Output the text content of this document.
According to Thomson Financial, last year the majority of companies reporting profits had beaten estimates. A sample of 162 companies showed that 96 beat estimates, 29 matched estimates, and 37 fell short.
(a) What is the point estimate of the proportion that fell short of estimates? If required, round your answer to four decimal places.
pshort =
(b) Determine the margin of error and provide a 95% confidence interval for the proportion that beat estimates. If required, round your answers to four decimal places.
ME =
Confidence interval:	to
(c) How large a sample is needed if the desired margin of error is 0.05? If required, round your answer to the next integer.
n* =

...

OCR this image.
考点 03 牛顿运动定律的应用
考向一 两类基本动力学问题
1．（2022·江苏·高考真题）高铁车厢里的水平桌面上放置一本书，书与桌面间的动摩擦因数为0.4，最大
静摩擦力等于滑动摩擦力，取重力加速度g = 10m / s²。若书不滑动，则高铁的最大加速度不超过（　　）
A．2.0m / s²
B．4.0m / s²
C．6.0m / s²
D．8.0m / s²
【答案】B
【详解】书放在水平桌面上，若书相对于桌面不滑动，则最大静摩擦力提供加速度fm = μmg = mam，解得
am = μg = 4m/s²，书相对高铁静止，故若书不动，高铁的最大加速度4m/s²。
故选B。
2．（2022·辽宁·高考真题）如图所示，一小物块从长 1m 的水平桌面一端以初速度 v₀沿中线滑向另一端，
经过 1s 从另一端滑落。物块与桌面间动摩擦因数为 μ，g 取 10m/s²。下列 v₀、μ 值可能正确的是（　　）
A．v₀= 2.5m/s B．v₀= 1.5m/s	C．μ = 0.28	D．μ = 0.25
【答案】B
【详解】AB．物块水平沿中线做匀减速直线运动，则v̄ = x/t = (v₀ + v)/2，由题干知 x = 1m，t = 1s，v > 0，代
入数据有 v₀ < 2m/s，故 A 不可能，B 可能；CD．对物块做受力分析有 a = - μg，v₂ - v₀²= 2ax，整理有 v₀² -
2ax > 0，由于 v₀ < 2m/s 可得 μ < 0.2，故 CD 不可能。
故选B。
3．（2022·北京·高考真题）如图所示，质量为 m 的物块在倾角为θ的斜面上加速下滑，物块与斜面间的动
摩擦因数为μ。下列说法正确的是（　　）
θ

» **Given request**:
Write out every line of the listing that holds the word "interval".

» **Written reply**:
(b) Determine the margin of error and provide a 95% confidence interval for the proportion that beat estimates. If required, round your answers to four decimal places.
Confidence interval:	to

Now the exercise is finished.